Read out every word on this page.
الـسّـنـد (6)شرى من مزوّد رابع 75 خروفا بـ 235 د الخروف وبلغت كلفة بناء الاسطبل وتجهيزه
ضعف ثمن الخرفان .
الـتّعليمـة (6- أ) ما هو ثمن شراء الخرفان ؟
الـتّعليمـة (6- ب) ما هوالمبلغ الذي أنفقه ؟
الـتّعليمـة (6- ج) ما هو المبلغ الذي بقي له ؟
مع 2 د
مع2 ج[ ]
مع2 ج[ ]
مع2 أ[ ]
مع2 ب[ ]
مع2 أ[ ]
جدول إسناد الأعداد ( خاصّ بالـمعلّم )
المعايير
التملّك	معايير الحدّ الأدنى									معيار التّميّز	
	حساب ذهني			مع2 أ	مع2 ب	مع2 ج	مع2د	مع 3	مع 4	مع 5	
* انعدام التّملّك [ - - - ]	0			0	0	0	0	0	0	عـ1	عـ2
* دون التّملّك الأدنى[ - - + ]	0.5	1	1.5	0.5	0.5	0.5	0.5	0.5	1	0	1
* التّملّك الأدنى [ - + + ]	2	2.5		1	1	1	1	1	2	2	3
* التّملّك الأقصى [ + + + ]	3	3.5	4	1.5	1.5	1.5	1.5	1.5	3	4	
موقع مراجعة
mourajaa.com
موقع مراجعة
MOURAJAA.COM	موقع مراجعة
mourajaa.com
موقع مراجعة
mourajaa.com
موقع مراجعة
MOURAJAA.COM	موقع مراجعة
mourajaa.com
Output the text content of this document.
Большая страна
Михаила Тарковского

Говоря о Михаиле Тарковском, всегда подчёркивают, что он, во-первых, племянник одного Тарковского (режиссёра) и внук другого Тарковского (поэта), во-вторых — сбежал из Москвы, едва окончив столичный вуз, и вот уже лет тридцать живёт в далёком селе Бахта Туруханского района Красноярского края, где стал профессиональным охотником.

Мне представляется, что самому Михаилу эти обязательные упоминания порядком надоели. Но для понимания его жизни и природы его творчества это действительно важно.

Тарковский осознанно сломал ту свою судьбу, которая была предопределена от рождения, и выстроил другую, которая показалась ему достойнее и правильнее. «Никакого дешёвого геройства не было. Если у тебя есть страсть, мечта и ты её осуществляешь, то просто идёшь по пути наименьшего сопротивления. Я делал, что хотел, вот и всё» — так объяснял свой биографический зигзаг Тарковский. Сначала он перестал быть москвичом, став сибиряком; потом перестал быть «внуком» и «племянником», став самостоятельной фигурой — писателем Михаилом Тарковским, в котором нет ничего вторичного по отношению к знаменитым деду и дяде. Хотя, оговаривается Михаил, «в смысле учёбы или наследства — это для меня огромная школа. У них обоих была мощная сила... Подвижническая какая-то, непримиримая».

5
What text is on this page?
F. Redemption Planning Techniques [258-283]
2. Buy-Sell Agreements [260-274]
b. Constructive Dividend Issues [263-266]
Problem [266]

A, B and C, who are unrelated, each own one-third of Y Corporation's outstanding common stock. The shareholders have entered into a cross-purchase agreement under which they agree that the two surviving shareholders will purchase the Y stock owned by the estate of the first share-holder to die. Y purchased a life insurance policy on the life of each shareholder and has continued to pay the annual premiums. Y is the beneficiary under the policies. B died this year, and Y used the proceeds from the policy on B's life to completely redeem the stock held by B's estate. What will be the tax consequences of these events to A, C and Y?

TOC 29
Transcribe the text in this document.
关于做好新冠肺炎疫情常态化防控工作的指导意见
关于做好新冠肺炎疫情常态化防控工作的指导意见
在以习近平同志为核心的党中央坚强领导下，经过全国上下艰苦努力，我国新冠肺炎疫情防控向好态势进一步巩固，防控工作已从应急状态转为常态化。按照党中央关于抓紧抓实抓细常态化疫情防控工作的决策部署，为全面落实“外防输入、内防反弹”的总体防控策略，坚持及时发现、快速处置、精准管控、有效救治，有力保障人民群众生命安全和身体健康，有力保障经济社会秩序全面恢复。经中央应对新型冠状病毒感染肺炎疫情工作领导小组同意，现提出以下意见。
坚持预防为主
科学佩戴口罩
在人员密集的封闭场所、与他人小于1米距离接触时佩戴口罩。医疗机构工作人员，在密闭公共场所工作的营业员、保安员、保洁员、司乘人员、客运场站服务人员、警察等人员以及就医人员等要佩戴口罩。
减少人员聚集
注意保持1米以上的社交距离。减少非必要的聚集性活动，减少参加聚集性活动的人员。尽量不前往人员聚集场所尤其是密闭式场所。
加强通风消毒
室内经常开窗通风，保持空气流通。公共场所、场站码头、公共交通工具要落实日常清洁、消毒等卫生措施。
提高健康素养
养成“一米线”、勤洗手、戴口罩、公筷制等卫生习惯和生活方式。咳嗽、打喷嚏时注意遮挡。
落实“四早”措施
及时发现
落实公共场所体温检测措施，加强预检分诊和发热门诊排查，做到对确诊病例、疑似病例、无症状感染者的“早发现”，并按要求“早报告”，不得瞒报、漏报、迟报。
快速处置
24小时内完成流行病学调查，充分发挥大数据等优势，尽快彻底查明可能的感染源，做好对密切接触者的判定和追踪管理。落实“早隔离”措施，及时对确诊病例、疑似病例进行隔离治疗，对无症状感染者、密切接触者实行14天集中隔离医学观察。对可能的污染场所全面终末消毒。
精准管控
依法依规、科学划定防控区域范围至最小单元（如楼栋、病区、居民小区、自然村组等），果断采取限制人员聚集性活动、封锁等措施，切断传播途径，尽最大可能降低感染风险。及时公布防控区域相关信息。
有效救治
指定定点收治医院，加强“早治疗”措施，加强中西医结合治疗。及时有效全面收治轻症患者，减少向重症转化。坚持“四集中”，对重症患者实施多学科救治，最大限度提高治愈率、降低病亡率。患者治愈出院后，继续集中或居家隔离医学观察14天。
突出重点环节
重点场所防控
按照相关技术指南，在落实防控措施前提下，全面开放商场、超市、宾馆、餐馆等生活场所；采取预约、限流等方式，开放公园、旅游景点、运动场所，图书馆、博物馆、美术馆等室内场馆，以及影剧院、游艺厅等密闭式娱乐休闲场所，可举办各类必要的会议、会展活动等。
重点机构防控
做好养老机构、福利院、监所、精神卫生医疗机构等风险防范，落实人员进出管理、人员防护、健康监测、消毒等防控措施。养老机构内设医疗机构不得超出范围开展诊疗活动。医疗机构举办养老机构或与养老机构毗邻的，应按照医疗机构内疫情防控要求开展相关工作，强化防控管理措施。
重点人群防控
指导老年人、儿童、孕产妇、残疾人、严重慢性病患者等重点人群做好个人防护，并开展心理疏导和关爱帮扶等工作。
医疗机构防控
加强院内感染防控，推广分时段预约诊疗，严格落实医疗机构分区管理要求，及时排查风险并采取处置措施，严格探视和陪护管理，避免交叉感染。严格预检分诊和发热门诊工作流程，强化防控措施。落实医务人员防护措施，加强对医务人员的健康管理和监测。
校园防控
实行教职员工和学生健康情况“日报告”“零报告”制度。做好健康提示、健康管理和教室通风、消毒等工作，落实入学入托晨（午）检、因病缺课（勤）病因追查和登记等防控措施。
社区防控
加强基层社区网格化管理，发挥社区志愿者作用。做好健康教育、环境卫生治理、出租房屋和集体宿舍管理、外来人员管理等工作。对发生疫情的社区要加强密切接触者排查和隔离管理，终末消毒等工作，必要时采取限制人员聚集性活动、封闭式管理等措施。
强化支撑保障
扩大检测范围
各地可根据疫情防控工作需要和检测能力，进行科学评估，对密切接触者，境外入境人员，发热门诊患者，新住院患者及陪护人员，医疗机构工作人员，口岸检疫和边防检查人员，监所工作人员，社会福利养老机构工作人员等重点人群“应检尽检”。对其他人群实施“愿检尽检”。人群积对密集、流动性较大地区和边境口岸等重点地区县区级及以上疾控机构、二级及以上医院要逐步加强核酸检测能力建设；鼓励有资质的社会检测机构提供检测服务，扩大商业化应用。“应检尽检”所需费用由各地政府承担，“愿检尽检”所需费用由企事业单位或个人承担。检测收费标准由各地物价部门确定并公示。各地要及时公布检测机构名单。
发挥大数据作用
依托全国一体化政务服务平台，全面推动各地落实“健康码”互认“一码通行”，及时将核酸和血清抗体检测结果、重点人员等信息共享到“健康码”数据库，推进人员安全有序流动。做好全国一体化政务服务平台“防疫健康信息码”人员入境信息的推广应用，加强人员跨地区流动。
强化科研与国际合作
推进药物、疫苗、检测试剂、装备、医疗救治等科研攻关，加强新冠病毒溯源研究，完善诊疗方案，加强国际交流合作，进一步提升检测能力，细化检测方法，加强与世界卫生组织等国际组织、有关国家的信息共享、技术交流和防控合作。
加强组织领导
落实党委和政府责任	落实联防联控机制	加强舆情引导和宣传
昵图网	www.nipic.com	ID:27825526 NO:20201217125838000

— The request —
Gather all lines where the word "الأدنى" appears.

— Solved problem —
التملّك	معايير الحدّ الأدنى									معيار التّميّز	
* دون التّملّك الأدنى[ - - + ]	0.5	1	1.5	0.5	0.5	0.5	0.5	0.5	1	0	1
* التّملّك الأدنى [ - + + ]	2	2.5		1	1	1	1	1	2	2	3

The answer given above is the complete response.